SUPPLIED INFORMATION:
※
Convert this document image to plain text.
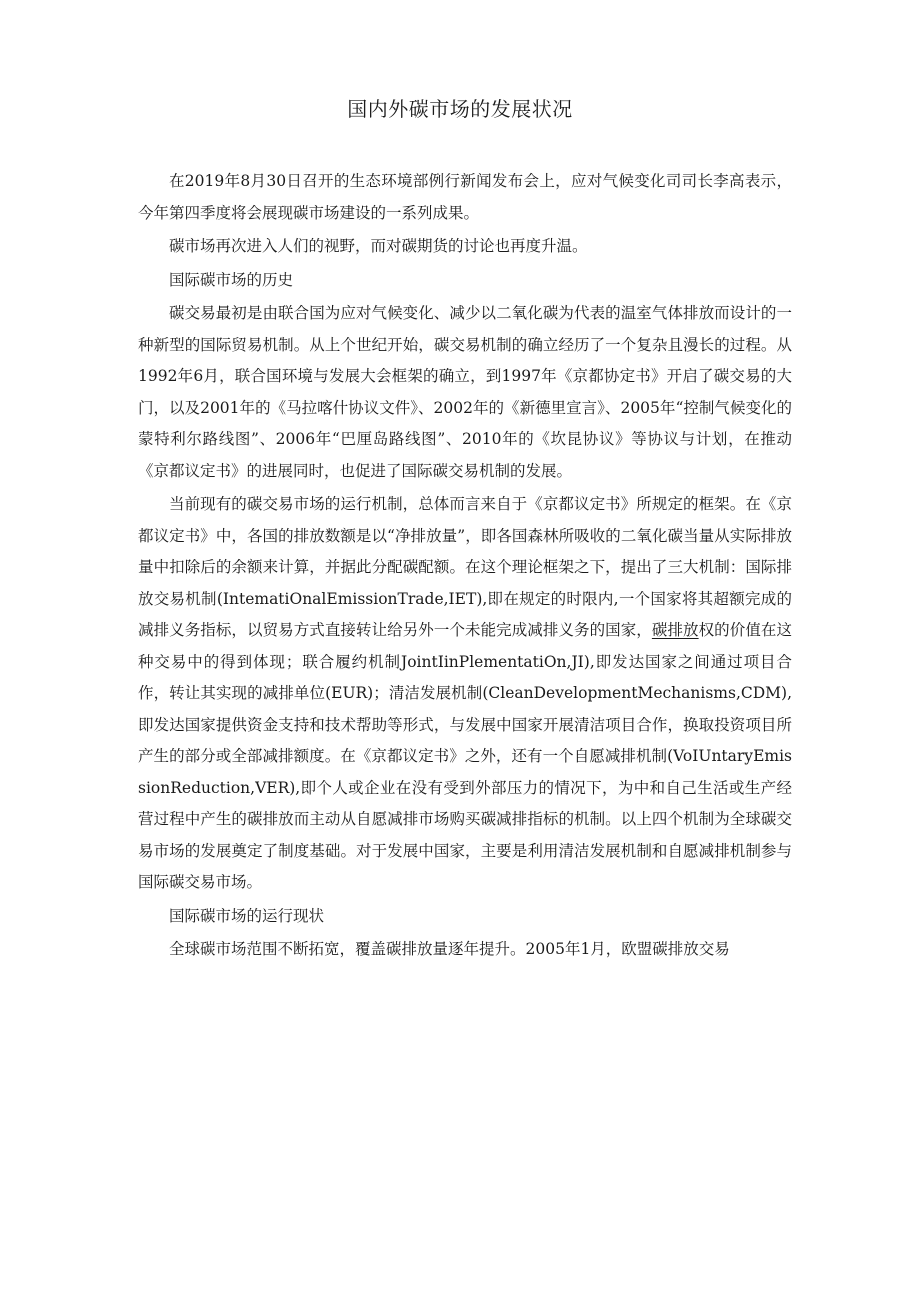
国内外碳市场的发展状况

在2019年8月30日召开的生态环境部例行新闻发布会上，应对气候变化司司长李高表示，今年第四季度将会展现碳市场建设的一系列成果。

碳市场再次进入人们的视野，而对碳期货的讨论也再度升温。

国际碳市场的历史

碳交易最初是由联合国为应对气候变化、减少以二氧化碳为代表的温室气体排放而设计的一种新型的国际贸易机制。从上个世纪开始，碳交易机制的确立经历了一个复杂且漫长的过程。从1992年6月，联合国环境与发展大会框架的确立，到1997年《京都协定书》开启了碳交易的大门，以及2001年的《马拉喀什协议文件》、2002年的《新德里宣言》、2005年“控制气候变化的蒙特利尔路线图”、2006年“巴厘岛路线图”、2010年的《坎昆协议》等协议与计划，在推动《京都议定书》的进展同时，也促进了国际碳交易机制的发展。

当前现有的碳交易市场的运行机制，总体而言来自于《京都议定书》所规定的框架。在《京都议定书》中，各国的排放数额是以“净排放量”，即各国森林所吸收的二氧化碳当量从实际排放量中扣除后的余额来计算，并据此分配碳配额。在这个理论框架之下，提出了三大机制：国际排放交易机制(IntematiOnalEmissionTrade,IET),即在规定的时限内,一个国家将其超额完成的减排义务指标，以贸易方式直接转让给另外一个未能完成减排义务的国家，碳排放权的价值在这种交易中的得到体现；联合履约机制JointIinPlementatiOn,JI),即发达国家之间通过项目合作，转让其实现的减排单位(EUR)；清洁发展机制(CleanDevelopmentMechanisms,CDM),即发达国家提供资金支持和技术帮助等形式，与发展中国家开展清洁项目合作，换取投资项目所产生的部分或全部减排额度。在《京都议定书》之外，还有一个自愿减排机制(VoIUntaryEmissionReduction,VER),即个人或企业在没有受到外部压力的情况下，为中和自己生活或生产经营过程中产生的碳排放而主动从自愿减排市场购买碳减排指标的机制。以上四个机制为全球碳交易市场的发展奠定了制度基础。对于发展中国家，主要是利用清洁发展机制和自愿减排机制参与国际碳交易市场。

国际碳市场的运行现状

全球碳市场范围不断拓宽，覆盖碳排放量逐年提升。2005年1月，欧盟碳排放交易
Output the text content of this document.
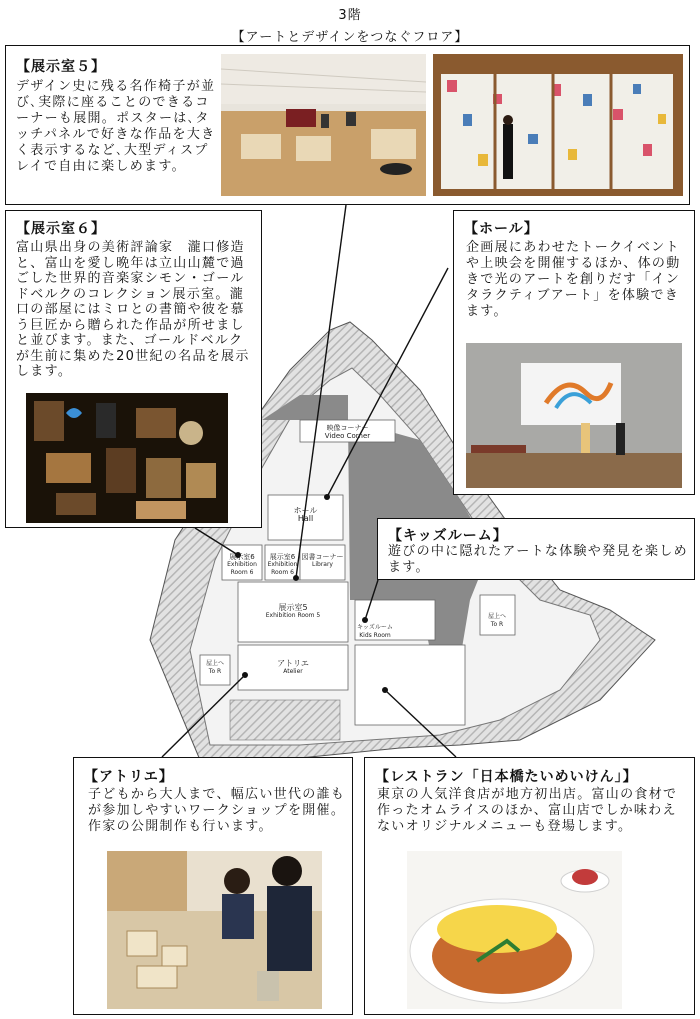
3階
【アートとデザインをつなぐフロア】
映像コーナー
Video Corner
ホール
Hall
展示室6
Exhibition Room 6
展示室6
Exhibition Room 6
図書コーナー
Library
展示室5
Exhibition Room 5
キッズルーム
Kids Room
アトリエ
Atelier
屋上へ
To R
屋上へ
To R
【展示室５】

デザイン史に残る名作椅子が並び､実際に座ることのできるコーナーも展開。ポスターは､タッチパネルで好きな作品を大きく表示するなど､大型ディスプレイで自由に楽しめます。

【展示室６】

富山県出身の美術評論家　瀧口修造と、富山を愛し晩年は立山山麓で過ごした世界的音楽家シモン・ゴールドベルクのコレクション展示室。瀧口の部屋にはミロとの書簡や彼を慕う巨匠から贈られた作品が所せましと並びます。また、ゴールドベルクが生前に集めた20世紀の名品を展示します。

【ホール】

企画展にあわせたトークイベントや上映会を開催するほか、体の動きで光のアートを創りだす「インタラクティブアート」を体験できます。

【キッズルーム】

遊びの中に隠れたアートな体験や発見を楽しめます。

【アトリエ】

子どもから大人まで、幅広い世代の誰もが参加しやすいワークショップを開催。作家の公開制作も行います。

【レストラン「日本橋たいめいけん」】

東京の人気洋食店が地方初出店。富山の食材で作ったオムライスのほか、富山店でしか味わえないオリジナルメニューも登場します。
※
PROBLEM DETAILS: Leave out every picture and copy the rest of the records exactly.

ANSWER TO THIS EXERCISE:
Convert this document image to plain text.
国内外碳市场的发展状况

在2019年8月30日召开的生态环境部例行新闻发布会上，应对气候变化司司长李高表示，今年第四季度将会展现碳市场建设的一系列成果。

碳市场再次进入人们的视野，而对碳期货的讨论也再度升温。

国际碳市场的历史

碳交易最初是由联合国为应对气候变化、减少以二氧化碳为代表的温室气体排放而设计的一种新型的国际贸易机制。从上个世纪开始，碳交易机制的确立经历了一个复杂且漫长的过程。从1992年6月，联合国环境与发展大会框架的确立，到1997年《京都协定书》开启了碳交易的大门，以及2001年的《马拉喀什协议文件》、2002年的《新德里宣言》、2005年“控制气候变化的蒙特利尔路线图”、2006年“巴厘岛路线图”、2010年的《坎昆协议》等协议与计划，在推动《京都议定书》的进展同时，也促进了国际碳交易机制的发展。

当前现有的碳交易市场的运行机制，总体而言来自于《京都议定书》所规定的框架。在《京都议定书》中，各国的排放数额是以“净排放量”，即各国森林所吸收的二氧化碳当量从实际排放量中扣除后的余额来计算，并据此分配碳配额。在这个理论框架之下，提出了三大机制：国际排放交易机制(IntematiOnalEmissionTrade,IET),即在规定的时限内,一个国家将其超额完成的减排义务指标，以贸易方式直接转让给另外一个未能完成减排义务的国家，碳排放权的价值在这种交易中的得到体现；联合履约机制JointIinPlementatiOn,JI),即发达国家之间通过项目合作，转让其实现的减排单位(EUR)；清洁发展机制(CleanDevelopmentMechanisms,CDM),即发达国家提供资金支持和技术帮助等形式，与发展中国家开展清洁项目合作，换取投资项目所产生的部分或全部减排额度。在《京都议定书》之外，还有一个自愿减排机制(VoIUntaryEmissionReduction,VER),即个人或企业在没有受到外部压力的情况下，为中和自己生活或生产经营过程中产生的碳排放而主动从自愿减排市场购买碳减排指标的机制。以上四个机制为全球碳交易市场的发展奠定了制度基础。对于发展中国家，主要是利用清洁发展机制和自愿减排机制参与国际碳交易市场。

国际碳市场的运行现状

全球碳市场范围不断拓宽，覆盖碳排放量逐年提升。2005年1月，欧盟碳排放交易
Output the text content of this document.
3階
【アートとデザインをつなぐフロア】
映像コーナー
Video Corner
ホール
Hall
展示室6
Exhibition Room 6
展示室6
Exhibition Room 6
図書コーナー
Library
展示室5
Exhibition Room 5
キッズルーム
Kids Room
アトリエ
Atelier
屋上へ
To R
屋上へ
To R
【展示室５】

デザイン史に残る名作椅子が並び､実際に座ることのできるコーナーも展開。ポスターは､タッチパネルで好きな作品を大きく表示するなど､大型ディスプレイで自由に楽しめます。

【展示室６】

富山県出身の美術評論家　瀧口修造と、富山を愛し晩年は立山山麓で過ごした世界的音楽家シモン・ゴールドベルクのコレクション展示室。瀧口の部屋にはミロとの書簡や彼を慕う巨匠から贈られた作品が所せましと並びます。また、ゴールドベルクが生前に集めた20世紀の名品を展示します。

【ホール】

企画展にあわせたトークイベントや上映会を開催するほか、体の動きで光のアートを創りだす「インタラクティブアート」を体験できます。

【キッズルーム】

遊びの中に隠れたアートな体験や発見を楽しめます。

【アトリエ】

子どもから大人まで、幅広い世代の誰もが参加しやすいワークショップを開催。作家の公開制作も行います。

【レストラン「日本橋たいめいけん」】

東京の人気洋食店が地方初出店。富山の食材で作ったオムライスのほか、富山店でしか味わえないオリジナルメニューも登場します。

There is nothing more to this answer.